## TASK TO COMPLETE
Repeat every entry word for word, but leave the images out of your copy.

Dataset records
------

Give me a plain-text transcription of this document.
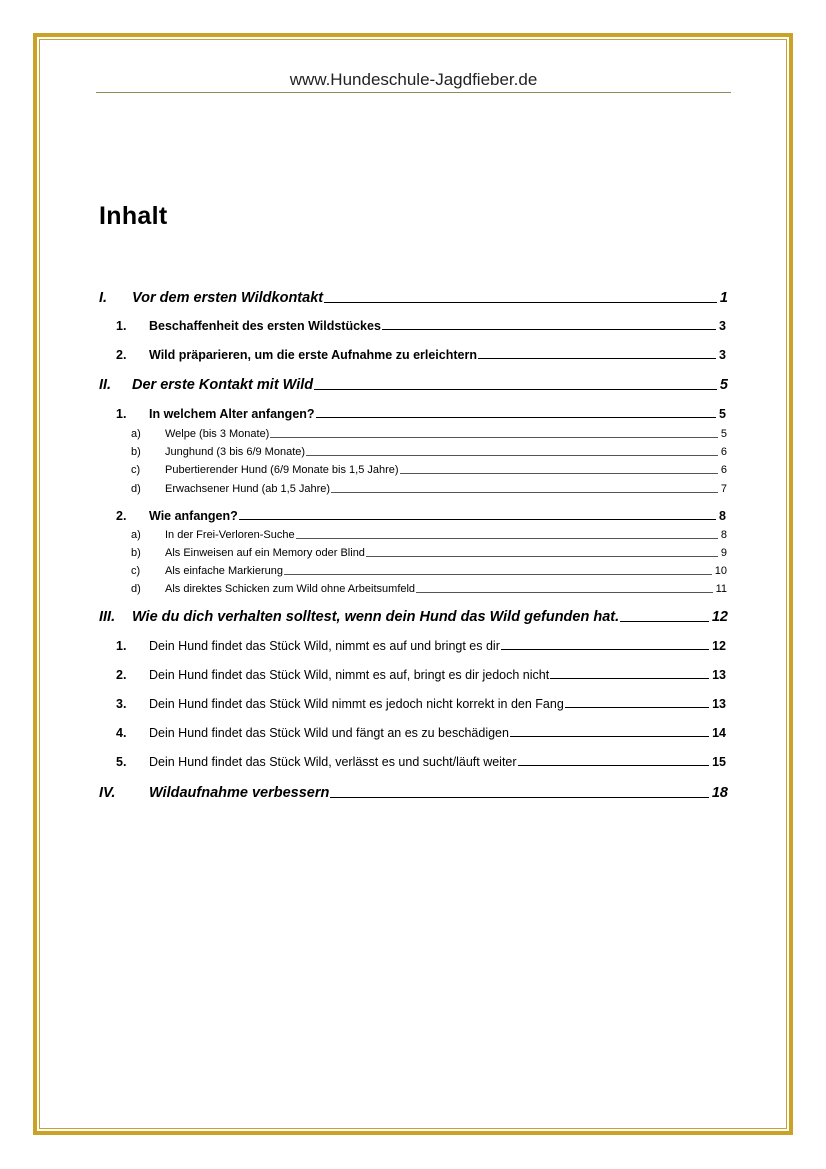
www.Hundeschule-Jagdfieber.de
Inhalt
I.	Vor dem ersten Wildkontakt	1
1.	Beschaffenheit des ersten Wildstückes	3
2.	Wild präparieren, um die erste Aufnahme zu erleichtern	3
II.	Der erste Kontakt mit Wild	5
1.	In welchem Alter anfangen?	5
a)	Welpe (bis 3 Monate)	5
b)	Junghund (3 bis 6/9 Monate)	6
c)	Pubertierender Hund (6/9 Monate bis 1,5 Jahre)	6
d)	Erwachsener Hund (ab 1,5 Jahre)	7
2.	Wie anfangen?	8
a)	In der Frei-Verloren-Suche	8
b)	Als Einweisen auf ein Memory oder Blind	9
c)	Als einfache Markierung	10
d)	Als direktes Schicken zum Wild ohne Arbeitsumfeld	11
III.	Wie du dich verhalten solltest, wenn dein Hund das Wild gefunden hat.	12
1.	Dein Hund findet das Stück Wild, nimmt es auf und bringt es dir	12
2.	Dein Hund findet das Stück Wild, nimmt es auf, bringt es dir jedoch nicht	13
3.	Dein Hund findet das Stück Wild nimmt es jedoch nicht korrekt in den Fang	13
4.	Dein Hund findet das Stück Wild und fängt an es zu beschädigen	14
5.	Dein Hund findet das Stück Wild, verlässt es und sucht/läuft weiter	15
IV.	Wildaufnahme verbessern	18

------

## RESPONSE TO THE EXERCISE
Give me a plain-text transcription of this document.
www.Hundeschule-Jagdfieber.de
Inhalt
I.	Vor dem ersten Wildkontakt	1
1.	Beschaffenheit des ersten Wildstückes	3
2.	Wild präparieren, um die erste Aufnahme zu erleichtern	3
II.	Der erste Kontakt mit Wild	5
1.	In welchem Alter anfangen?	5
a)	Welpe (bis 3 Monate)	5
b)	Junghund (3 bis 6/9 Monate)	6
c)	Pubertierender Hund (6/9 Monate bis 1,5 Jahre)	6
d)	Erwachsener Hund (ab 1,5 Jahre)	7
2.	Wie anfangen?	8
a)	In der Frei-Verloren-Suche	8
b)	Als Einweisen auf ein Memory oder Blind	9
c)	Als einfache Markierung	10
d)	Als direktes Schicken zum Wild ohne Arbeitsumfeld	11
III.	Wie du dich verhalten solltest, wenn dein Hund das Wild gefunden hat.	12
1.	Dein Hund findet das Stück Wild, nimmt es auf und bringt es dir	12
2.	Dein Hund findet das Stück Wild, nimmt es auf, bringt es dir jedoch nicht	13
3.	Dein Hund findet das Stück Wild nimmt es jedoch nicht korrekt in den Fang	13
4.	Dein Hund findet das Stück Wild und fängt an es zu beschädigen	14
5.	Dein Hund findet das Stück Wild, verlässt es und sucht/läuft weiter	15
IV.	Wildaufnahme verbessern	18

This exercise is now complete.